YOUR INSTRUCTIONS =
Reproduce all of the records exactly.

ITEMS =
>> start
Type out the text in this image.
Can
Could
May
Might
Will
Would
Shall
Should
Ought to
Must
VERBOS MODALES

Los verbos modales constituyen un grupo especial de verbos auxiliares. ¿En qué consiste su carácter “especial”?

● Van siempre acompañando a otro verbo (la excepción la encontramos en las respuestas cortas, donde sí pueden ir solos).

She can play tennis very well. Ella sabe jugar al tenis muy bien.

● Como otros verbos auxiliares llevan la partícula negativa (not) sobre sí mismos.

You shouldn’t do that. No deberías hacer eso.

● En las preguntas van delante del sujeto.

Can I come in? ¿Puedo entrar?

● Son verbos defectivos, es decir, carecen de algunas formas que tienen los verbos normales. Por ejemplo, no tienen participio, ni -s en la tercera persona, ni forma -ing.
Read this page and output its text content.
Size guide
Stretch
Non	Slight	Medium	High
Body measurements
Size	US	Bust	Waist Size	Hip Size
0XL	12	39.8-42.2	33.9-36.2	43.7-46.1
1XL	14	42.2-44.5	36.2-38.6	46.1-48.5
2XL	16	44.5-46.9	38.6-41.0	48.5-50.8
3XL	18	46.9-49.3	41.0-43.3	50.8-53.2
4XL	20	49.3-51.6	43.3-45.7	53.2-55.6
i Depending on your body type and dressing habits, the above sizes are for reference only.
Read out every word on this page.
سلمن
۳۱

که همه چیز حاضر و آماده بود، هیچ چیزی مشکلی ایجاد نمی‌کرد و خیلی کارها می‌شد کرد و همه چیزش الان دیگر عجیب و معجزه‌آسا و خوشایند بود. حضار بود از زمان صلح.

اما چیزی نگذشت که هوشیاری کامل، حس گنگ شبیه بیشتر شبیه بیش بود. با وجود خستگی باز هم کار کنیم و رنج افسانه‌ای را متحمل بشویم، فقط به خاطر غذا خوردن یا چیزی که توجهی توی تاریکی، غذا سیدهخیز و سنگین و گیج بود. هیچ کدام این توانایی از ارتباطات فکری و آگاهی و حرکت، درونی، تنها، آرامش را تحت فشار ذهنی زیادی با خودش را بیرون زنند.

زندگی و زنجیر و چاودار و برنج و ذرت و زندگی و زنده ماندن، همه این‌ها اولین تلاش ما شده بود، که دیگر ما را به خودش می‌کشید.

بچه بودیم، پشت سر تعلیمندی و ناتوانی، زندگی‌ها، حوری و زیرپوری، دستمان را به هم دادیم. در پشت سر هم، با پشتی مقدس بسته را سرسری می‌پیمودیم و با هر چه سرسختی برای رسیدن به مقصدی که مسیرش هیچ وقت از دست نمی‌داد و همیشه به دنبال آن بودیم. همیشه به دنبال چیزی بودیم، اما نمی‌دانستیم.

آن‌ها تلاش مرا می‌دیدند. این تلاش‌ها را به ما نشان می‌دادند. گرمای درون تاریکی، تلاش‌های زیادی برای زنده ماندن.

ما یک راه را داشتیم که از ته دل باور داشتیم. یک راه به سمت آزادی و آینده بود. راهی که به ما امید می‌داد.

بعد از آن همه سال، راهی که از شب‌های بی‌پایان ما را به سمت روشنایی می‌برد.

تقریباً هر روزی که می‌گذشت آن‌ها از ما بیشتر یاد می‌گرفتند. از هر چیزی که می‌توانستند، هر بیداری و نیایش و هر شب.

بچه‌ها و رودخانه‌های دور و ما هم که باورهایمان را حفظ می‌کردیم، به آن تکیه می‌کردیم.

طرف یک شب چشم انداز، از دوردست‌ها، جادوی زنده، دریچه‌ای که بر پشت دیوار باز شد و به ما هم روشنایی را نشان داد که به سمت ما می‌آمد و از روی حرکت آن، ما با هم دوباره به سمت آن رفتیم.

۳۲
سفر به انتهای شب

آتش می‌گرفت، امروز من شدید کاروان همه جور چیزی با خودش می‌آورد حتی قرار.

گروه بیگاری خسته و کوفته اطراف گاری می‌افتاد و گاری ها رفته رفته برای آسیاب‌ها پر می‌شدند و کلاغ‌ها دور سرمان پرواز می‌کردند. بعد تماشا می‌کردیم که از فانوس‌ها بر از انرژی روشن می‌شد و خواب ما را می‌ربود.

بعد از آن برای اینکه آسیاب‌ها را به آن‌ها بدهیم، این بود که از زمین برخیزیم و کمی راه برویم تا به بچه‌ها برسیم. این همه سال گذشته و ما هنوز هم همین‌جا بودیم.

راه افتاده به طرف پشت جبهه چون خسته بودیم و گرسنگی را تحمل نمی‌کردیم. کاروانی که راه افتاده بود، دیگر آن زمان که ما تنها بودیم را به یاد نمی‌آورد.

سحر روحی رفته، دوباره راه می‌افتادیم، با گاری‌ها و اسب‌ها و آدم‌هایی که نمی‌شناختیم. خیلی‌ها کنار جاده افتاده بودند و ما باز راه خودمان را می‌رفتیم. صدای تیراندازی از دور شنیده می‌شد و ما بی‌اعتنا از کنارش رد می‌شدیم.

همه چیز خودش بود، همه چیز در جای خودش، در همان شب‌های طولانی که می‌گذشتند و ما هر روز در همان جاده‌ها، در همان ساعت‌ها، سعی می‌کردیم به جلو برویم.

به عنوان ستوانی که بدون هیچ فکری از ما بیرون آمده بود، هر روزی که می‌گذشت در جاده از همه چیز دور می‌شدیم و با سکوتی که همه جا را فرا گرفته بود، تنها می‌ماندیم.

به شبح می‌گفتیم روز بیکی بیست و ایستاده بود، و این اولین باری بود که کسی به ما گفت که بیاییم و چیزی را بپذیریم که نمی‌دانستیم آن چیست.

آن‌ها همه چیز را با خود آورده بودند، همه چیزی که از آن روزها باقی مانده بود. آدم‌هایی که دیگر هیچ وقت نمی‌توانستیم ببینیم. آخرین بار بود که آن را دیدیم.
>> end
RESULT OF THIS EXERCISE =
Type out the text in this image.
Can
Could
May
Might
Will
Would
Shall
Should
Ought to
Must
VERBOS MODALES

Los verbos modales constituyen un grupo especial de verbos auxiliares. ¿En qué consiste su carácter “especial”?

● Van siempre acompañando a otro verbo (la excepción la encontramos en las respuestas cortas, donde sí pueden ir solos).

She can play tennis very well. Ella sabe jugar al tenis muy bien.

● Como otros verbos auxiliares llevan la partícula negativa (not) sobre sí mismos.

You shouldn’t do that. No deberías hacer eso.

● En las preguntas van delante del sujeto.

Can I come in? ¿Puedo entrar?

● Son verbos defectivos, es decir, carecen de algunas formas que tienen los verbos normales. Por ejemplo, no tienen participio, ni -s en la tercera persona, ni forma -ing.
Read this page and output its text content.
Size guide
Stretch
Non	Slight	Medium	High
Body measurements
Size	US	Bust	Waist Size	Hip Size
0XL	12	39.8-42.2	33.9-36.2	43.7-46.1
1XL	14	42.2-44.5	36.2-38.6	46.1-48.5
2XL	16	44.5-46.9	38.6-41.0	48.5-50.8
3XL	18	46.9-49.3	41.0-43.3	50.8-53.2
4XL	20	49.3-51.6	43.3-45.7	53.2-55.6
i Depending on your body type and dressing habits, the above sizes are for reference only.
Read out every word on this page.
سلمن
۳۱

که همه چیز حاضر و آماده بود، هیچ چیزی مشکلی ایجاد نمی‌کرد و خیلی کارها می‌شد کرد و همه چیزش الان دیگر عجیب و معجزه‌آسا و خوشایند بود. حضار بود از زمان صلح.

اما چیزی نگذشت که هوشیاری کامل، حس گنگ شبیه بیشتر شبیه بیش بود. با وجود خستگی باز هم کار کنیم و رنج افسانه‌ای را متحمل بشویم، فقط به خاطر غذا خوردن یا چیزی که توجهی توی تاریکی، غذا سیدهخیز و سنگین و گیج بود. هیچ کدام این توانایی از ارتباطات فکری و آگاهی و حرکت، درونی، تنها، آرامش را تحت فشار ذهنی زیادی با خودش را بیرون زنند.

زندگی و زنجیر و چاودار و برنج و ذرت و زندگی و زنده ماندن، همه این‌ها اولین تلاش ما شده بود، که دیگر ما را به خودش می‌کشید.

بچه بودیم، پشت سر تعلیمندی و ناتوانی، زندگی‌ها، حوری و زیرپوری، دستمان را به هم دادیم. در پشت سر هم، با پشتی مقدس بسته را سرسری می‌پیمودیم و با هر چه سرسختی برای رسیدن به مقصدی که مسیرش هیچ وقت از دست نمی‌داد و همیشه به دنبال آن بودیم. همیشه به دنبال چیزی بودیم، اما نمی‌دانستیم.

آن‌ها تلاش مرا می‌دیدند. این تلاش‌ها را به ما نشان می‌دادند. گرمای درون تاریکی، تلاش‌های زیادی برای زنده ماندن.

ما یک راه را داشتیم که از ته دل باور داشتیم. یک راه به سمت آزادی و آینده بود. راهی که به ما امید می‌داد.

بعد از آن همه سال، راهی که از شب‌های بی‌پایان ما را به سمت روشنایی می‌برد.

تقریباً هر روزی که می‌گذشت آن‌ها از ما بیشتر یاد می‌گرفتند. از هر چیزی که می‌توانستند، هر بیداری و نیایش و هر شب.

بچه‌ها و رودخانه‌های دور و ما هم که باورهایمان را حفظ می‌کردیم، به آن تکیه می‌کردیم.

طرف یک شب چشم انداز، از دوردست‌ها، جادوی زنده، دریچه‌ای که بر پشت دیوار باز شد و به ما هم روشنایی را نشان داد که به سمت ما می‌آمد و از روی حرکت آن، ما با هم دوباره به سمت آن رفتیم.

۳۲
سفر به انتهای شب

آتش می‌گرفت، امروز من شدید کاروان همه جور چیزی با خودش می‌آورد حتی قرار.

گروه بیگاری خسته و کوفته اطراف گاری می‌افتاد و گاری ها رفته رفته برای آسیاب‌ها پر می‌شدند و کلاغ‌ها دور سرمان پرواز می‌کردند. بعد تماشا می‌کردیم که از فانوس‌ها بر از انرژی روشن می‌شد و خواب ما را می‌ربود.

بعد از آن برای اینکه آسیاب‌ها را به آن‌ها بدهیم، این بود که از زمین برخیزیم و کمی راه برویم تا به بچه‌ها برسیم. این همه سال گذشته و ما هنوز هم همین‌جا بودیم.

راه افتاده به طرف پشت جبهه چون خسته بودیم و گرسنگی را تحمل نمی‌کردیم. کاروانی که راه افتاده بود، دیگر آن زمان که ما تنها بودیم را به یاد نمی‌آورد.

سحر روحی رفته، دوباره راه می‌افتادیم، با گاری‌ها و اسب‌ها و آدم‌هایی که نمی‌شناختیم. خیلی‌ها کنار جاده افتاده بودند و ما باز راه خودمان را می‌رفتیم. صدای تیراندازی از دور شنیده می‌شد و ما بی‌اعتنا از کنارش رد می‌شدیم.

همه چیز خودش بود، همه چیز در جای خودش، در همان شب‌های طولانی که می‌گذشتند و ما هر روز در همان جاده‌ها، در همان ساعت‌ها، سعی می‌کردیم به جلو برویم.

به عنوان ستوانی که بدون هیچ فکری از ما بیرون آمده بود، هر روزی که می‌گذشت در جاده از همه چیز دور می‌شدیم و با سکوتی که همه جا را فرا گرفته بود، تنها می‌ماندیم.

به شبح می‌گفتیم روز بیکی بیست و ایستاده بود، و این اولین باری بود که کسی به ما گفت که بیاییم و چیزی را بپذیریم که نمی‌دانستیم آن چیست.

آن‌ها همه چیز را با خود آورده بودند، همه چیزی که از آن روزها باقی مانده بود. آدم‌هایی که دیگر هیچ وقت نمی‌توانستیم ببینیم. آخرین بار بود که آن را دیدیم.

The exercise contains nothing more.